**EXTRACTED DATA:**
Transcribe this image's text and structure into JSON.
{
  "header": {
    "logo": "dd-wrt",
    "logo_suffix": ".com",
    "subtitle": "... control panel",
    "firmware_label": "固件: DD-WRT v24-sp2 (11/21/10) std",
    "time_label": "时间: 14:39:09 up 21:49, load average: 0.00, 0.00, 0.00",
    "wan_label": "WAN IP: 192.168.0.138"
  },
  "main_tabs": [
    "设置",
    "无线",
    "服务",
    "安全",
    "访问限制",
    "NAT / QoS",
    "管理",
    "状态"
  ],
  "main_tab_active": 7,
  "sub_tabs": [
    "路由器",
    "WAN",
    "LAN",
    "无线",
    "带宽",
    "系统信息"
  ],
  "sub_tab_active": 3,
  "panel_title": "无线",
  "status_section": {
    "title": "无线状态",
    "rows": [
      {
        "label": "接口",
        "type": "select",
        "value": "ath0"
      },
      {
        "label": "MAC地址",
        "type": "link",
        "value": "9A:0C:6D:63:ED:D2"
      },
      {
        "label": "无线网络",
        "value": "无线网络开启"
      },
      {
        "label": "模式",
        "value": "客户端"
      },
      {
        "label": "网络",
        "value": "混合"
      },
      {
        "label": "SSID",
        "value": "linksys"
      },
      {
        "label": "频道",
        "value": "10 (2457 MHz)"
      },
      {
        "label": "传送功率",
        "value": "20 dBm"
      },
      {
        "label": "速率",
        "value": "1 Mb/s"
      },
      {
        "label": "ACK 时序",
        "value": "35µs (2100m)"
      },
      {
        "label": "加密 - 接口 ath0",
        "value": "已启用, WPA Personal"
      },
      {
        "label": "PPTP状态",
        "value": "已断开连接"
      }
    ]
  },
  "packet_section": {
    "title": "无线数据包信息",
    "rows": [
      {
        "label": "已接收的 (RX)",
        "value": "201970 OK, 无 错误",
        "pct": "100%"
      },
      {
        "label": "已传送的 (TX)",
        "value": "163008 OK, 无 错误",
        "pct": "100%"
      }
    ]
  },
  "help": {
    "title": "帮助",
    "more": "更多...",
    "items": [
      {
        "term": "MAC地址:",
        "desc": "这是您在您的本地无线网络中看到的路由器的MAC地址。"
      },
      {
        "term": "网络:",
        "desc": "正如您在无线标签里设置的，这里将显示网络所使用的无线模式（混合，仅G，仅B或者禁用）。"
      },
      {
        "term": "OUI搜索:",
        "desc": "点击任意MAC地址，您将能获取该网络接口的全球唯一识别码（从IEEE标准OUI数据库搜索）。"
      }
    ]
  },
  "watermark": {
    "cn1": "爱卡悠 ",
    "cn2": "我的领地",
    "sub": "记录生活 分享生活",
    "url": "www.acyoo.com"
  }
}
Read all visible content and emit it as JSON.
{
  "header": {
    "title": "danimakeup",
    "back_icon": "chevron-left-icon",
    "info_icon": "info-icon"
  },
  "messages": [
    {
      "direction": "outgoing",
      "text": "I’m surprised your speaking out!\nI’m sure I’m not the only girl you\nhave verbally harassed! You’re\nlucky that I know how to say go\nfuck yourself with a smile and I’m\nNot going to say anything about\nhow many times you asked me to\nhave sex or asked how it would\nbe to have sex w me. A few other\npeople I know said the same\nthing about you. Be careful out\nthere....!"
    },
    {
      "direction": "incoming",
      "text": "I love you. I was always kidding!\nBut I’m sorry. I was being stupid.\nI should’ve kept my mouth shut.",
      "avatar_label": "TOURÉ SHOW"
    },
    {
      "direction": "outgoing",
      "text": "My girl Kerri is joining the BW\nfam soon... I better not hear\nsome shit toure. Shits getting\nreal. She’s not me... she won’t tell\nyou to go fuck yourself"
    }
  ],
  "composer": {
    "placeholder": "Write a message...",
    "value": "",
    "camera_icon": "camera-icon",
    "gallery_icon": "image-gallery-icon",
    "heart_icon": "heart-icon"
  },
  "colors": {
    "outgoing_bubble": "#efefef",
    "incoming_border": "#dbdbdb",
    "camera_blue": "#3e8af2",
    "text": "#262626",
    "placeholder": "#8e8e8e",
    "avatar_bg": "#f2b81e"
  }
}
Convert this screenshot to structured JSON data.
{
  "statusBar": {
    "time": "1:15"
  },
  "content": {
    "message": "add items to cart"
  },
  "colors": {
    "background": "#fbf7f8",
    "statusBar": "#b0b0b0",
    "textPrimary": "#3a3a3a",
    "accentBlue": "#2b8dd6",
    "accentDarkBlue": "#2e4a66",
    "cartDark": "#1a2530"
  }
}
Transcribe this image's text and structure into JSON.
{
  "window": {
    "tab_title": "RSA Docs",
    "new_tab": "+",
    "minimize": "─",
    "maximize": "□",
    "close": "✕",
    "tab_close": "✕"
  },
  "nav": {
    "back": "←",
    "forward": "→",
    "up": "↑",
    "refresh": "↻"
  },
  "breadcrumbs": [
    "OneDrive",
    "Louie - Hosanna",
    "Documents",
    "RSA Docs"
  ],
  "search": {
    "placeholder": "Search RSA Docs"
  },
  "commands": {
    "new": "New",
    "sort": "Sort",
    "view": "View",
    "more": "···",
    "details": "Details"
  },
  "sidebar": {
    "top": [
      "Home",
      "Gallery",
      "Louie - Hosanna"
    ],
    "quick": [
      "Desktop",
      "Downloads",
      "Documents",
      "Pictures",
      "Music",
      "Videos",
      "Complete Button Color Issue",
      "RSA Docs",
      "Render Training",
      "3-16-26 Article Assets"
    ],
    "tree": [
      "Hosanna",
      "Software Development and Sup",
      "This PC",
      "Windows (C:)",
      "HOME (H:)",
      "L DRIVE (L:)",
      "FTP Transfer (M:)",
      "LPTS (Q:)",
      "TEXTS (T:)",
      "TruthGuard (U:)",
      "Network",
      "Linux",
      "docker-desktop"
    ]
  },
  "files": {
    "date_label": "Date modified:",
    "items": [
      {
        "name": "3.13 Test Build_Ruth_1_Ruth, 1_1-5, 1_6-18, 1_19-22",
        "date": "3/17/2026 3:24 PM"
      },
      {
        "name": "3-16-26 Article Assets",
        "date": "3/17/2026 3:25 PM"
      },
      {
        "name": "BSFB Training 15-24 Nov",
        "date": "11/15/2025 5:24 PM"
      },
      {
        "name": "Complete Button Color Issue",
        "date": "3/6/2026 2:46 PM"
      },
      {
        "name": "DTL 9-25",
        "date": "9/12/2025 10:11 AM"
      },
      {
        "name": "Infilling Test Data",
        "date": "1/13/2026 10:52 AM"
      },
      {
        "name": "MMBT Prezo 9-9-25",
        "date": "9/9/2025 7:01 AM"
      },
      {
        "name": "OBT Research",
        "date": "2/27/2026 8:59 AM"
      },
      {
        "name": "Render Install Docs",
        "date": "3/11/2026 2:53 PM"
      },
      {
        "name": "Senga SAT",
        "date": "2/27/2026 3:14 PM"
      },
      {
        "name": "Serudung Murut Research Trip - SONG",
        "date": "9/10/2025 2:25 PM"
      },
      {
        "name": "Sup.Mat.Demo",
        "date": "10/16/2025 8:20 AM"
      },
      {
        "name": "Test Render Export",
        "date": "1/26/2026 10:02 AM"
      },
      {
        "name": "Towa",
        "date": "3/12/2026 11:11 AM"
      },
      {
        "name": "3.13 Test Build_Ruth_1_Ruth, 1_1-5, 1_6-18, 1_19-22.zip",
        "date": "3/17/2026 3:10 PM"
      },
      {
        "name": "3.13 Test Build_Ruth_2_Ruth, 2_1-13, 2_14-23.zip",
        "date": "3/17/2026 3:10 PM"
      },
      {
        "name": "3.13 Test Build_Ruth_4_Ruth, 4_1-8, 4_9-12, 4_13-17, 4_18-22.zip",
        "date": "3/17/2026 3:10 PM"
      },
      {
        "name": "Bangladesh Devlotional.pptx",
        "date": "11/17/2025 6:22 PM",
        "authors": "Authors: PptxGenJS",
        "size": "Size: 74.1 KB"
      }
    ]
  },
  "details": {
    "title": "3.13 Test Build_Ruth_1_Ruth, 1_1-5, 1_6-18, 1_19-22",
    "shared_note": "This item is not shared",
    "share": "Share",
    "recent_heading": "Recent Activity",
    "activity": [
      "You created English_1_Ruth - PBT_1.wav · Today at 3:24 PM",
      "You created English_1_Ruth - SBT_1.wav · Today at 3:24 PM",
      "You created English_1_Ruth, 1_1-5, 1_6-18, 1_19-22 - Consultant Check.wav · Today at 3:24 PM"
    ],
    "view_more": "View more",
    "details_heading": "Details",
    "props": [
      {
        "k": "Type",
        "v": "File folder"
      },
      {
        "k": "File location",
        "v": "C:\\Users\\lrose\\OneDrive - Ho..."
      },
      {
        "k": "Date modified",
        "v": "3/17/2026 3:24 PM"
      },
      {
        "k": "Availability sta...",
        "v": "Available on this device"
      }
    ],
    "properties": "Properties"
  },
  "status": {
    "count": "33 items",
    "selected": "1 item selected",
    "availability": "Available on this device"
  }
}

**INSTRUCTIONS TO FOLLOW:** Search the entries for the word "girl" and gather every line where it appears.

**OUTPUT OF THE EXERCISE:**
      "text": "I’m surprised your speaking out!\nI’m sure I’m not the only girl you\nhave verbally harassed! You’re\nlucky that I know how to say go\nfuck yourself with a smile and I’m\nNot going to say anything about\nhow many times you asked me to\nhave sex or asked how it would\nbe to have sex w me. A few other\npeople I know said the same\nthing about you. Be careful out\nthere....!"
      "text": "My girl Kerri is joining the BW\nfam soon... I better not hear\nsome shit toure. Shits getting\nreal. She’s not me... she won’t tell\nyou to go fuck yourself"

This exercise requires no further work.